───── Input records ─────
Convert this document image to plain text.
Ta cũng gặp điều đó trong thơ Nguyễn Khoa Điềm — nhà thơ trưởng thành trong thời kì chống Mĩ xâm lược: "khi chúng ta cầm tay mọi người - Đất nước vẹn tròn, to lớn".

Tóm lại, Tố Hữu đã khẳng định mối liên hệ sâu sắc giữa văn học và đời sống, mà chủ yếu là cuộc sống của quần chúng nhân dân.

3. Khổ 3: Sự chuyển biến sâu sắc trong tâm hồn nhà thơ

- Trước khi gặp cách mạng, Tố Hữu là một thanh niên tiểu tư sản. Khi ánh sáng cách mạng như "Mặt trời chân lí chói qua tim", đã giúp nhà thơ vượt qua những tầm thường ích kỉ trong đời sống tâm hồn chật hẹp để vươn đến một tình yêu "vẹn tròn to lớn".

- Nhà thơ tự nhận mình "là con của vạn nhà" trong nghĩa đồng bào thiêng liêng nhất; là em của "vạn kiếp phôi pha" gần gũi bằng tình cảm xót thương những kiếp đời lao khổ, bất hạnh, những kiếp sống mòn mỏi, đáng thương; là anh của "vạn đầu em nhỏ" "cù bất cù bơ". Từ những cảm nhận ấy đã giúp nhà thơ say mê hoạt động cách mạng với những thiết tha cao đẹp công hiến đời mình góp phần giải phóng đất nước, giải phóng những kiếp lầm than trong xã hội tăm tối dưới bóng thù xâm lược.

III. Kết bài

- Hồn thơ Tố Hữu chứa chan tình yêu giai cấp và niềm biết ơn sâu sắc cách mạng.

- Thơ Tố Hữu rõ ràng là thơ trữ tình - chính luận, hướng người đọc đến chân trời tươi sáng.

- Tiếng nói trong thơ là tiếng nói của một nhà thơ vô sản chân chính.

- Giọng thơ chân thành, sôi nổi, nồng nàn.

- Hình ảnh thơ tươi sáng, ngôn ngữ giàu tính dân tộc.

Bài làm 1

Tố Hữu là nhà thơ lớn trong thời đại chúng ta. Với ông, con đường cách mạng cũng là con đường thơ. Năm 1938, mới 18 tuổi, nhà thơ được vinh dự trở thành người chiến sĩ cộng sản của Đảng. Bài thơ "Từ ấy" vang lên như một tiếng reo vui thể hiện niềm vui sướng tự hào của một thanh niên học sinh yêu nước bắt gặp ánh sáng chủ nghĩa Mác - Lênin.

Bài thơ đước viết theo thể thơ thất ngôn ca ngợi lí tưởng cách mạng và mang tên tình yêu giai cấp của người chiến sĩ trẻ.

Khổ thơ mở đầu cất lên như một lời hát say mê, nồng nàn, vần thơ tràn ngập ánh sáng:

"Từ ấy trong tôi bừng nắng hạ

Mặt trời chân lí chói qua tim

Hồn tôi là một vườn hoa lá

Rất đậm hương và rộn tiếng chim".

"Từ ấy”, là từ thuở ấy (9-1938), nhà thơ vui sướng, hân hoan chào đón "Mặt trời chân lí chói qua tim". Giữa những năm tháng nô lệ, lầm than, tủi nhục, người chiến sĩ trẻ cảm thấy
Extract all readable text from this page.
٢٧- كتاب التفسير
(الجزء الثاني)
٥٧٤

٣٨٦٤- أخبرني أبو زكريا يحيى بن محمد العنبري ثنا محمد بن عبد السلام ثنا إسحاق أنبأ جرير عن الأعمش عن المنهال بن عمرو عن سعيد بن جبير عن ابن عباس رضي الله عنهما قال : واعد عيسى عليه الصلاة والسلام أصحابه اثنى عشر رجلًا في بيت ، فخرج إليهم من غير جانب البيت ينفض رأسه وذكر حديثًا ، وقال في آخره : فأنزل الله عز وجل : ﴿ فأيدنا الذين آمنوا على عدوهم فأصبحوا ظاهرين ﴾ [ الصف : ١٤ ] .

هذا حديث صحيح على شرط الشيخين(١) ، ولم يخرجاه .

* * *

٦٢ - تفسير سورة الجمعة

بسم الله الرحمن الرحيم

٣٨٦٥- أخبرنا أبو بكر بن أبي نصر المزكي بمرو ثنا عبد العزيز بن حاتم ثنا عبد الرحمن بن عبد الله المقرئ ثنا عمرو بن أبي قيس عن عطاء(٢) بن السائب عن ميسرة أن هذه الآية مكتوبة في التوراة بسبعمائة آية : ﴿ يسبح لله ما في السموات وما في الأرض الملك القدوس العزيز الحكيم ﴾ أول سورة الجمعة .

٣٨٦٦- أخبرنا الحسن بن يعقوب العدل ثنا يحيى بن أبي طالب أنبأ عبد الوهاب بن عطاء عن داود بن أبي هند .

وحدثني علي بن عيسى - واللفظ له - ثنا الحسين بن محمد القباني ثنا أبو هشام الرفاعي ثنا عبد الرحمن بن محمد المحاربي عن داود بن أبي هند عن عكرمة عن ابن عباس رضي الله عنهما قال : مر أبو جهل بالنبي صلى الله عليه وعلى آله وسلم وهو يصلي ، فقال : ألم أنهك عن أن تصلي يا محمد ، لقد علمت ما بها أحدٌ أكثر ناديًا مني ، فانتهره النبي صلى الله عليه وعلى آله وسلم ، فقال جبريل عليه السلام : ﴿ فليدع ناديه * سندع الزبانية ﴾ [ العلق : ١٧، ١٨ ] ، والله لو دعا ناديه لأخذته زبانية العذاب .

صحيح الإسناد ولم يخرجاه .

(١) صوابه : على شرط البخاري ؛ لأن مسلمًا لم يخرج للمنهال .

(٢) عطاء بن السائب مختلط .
─────
● **What you have to do**
Provide an exact reproduction of all the entries shown above.

● **Solution to the exercise**
Convert this document image to plain text.
Ta cũng gặp điều đó trong thơ Nguyễn Khoa Điềm — nhà thơ trưởng thành trong thời kì chống Mĩ xâm lược: "khi chúng ta cầm tay mọi người - Đất nước vẹn tròn, to lớn".

Tóm lại, Tố Hữu đã khẳng định mối liên hệ sâu sắc giữa văn học và đời sống, mà chủ yếu là cuộc sống của quần chúng nhân dân.

3. Khổ 3: Sự chuyển biến sâu sắc trong tâm hồn nhà thơ

- Trước khi gặp cách mạng, Tố Hữu là một thanh niên tiểu tư sản. Khi ánh sáng cách mạng như "Mặt trời chân lí chói qua tim", đã giúp nhà thơ vượt qua những tầm thường ích kỉ trong đời sống tâm hồn chật hẹp để vươn đến một tình yêu "vẹn tròn to lớn".

- Nhà thơ tự nhận mình "là con của vạn nhà" trong nghĩa đồng bào thiêng liêng nhất; là em của "vạn kiếp phôi pha" gần gũi bằng tình cảm xót thương những kiếp đời lao khổ, bất hạnh, những kiếp sống mòn mỏi, đáng thương; là anh của "vạn đầu em nhỏ" "cù bất cù bơ". Từ những cảm nhận ấy đã giúp nhà thơ say mê hoạt động cách mạng với những thiết tha cao đẹp công hiến đời mình góp phần giải phóng đất nước, giải phóng những kiếp lầm than trong xã hội tăm tối dưới bóng thù xâm lược.

III. Kết bài

- Hồn thơ Tố Hữu chứa chan tình yêu giai cấp và niềm biết ơn sâu sắc cách mạng.

- Thơ Tố Hữu rõ ràng là thơ trữ tình - chính luận, hướng người đọc đến chân trời tươi sáng.

- Tiếng nói trong thơ là tiếng nói của một nhà thơ vô sản chân chính.

- Giọng thơ chân thành, sôi nổi, nồng nàn.

- Hình ảnh thơ tươi sáng, ngôn ngữ giàu tính dân tộc.

Bài làm 1

Tố Hữu là nhà thơ lớn trong thời đại chúng ta. Với ông, con đường cách mạng cũng là con đường thơ. Năm 1938, mới 18 tuổi, nhà thơ được vinh dự trở thành người chiến sĩ cộng sản của Đảng. Bài thơ "Từ ấy" vang lên như một tiếng reo vui thể hiện niềm vui sướng tự hào của một thanh niên học sinh yêu nước bắt gặp ánh sáng chủ nghĩa Mác - Lênin.

Bài thơ đước viết theo thể thơ thất ngôn ca ngợi lí tưởng cách mạng và mang tên tình yêu giai cấp của người chiến sĩ trẻ.

Khổ thơ mở đầu cất lên như một lời hát say mê, nồng nàn, vần thơ tràn ngập ánh sáng:

"Từ ấy trong tôi bừng nắng hạ

Mặt trời chân lí chói qua tim

Hồn tôi là một vườn hoa lá

Rất đậm hương và rộn tiếng chim".

"Từ ấy”, là từ thuở ấy (9-1938), nhà thơ vui sướng, hân hoan chào đón "Mặt trời chân lí chói qua tim". Giữa những năm tháng nô lệ, lầm than, tủi nhục, người chiến sĩ trẻ cảm thấy
Extract all readable text from this page.
٢٧- كتاب التفسير
(الجزء الثاني)
٥٧٤

٣٨٦٤- أخبرني أبو زكريا يحيى بن محمد العنبري ثنا محمد بن عبد السلام ثنا إسحاق أنبأ جرير عن الأعمش عن المنهال بن عمرو عن سعيد بن جبير عن ابن عباس رضي الله عنهما قال : واعد عيسى عليه الصلاة والسلام أصحابه اثنى عشر رجلًا في بيت ، فخرج إليهم من غير جانب البيت ينفض رأسه وذكر حديثًا ، وقال في آخره : فأنزل الله عز وجل : ﴿ فأيدنا الذين آمنوا على عدوهم فأصبحوا ظاهرين ﴾ [ الصف : ١٤ ] .

هذا حديث صحيح على شرط الشيخين(١) ، ولم يخرجاه .

* * *

٦٢ - تفسير سورة الجمعة

بسم الله الرحمن الرحيم

٣٨٦٥- أخبرنا أبو بكر بن أبي نصر المزكي بمرو ثنا عبد العزيز بن حاتم ثنا عبد الرحمن بن عبد الله المقرئ ثنا عمرو بن أبي قيس عن عطاء(٢) بن السائب عن ميسرة أن هذه الآية مكتوبة في التوراة بسبعمائة آية : ﴿ يسبح لله ما في السموات وما في الأرض الملك القدوس العزيز الحكيم ﴾ أول سورة الجمعة .

٣٨٦٦- أخبرنا الحسن بن يعقوب العدل ثنا يحيى بن أبي طالب أنبأ عبد الوهاب بن عطاء عن داود بن أبي هند .

وحدثني علي بن عيسى - واللفظ له - ثنا الحسين بن محمد القباني ثنا أبو هشام الرفاعي ثنا عبد الرحمن بن محمد المحاربي عن داود بن أبي هند عن عكرمة عن ابن عباس رضي الله عنهما قال : مر أبو جهل بالنبي صلى الله عليه وعلى آله وسلم وهو يصلي ، فقال : ألم أنهك عن أن تصلي يا محمد ، لقد علمت ما بها أحدٌ أكثر ناديًا مني ، فانتهره النبي صلى الله عليه وعلى آله وسلم ، فقال جبريل عليه السلام : ﴿ فليدع ناديه * سندع الزبانية ﴾ [ العلق : ١٧، ١٨ ] ، والله لو دعا ناديه لأخذته زبانية العذاب .

صحيح الإسناد ولم يخرجاه .

(١) صوابه : على شرط البخاري ؛ لأن مسلمًا لم يخرج للمنهال .

(٢) عطاء بن السائب مختلط .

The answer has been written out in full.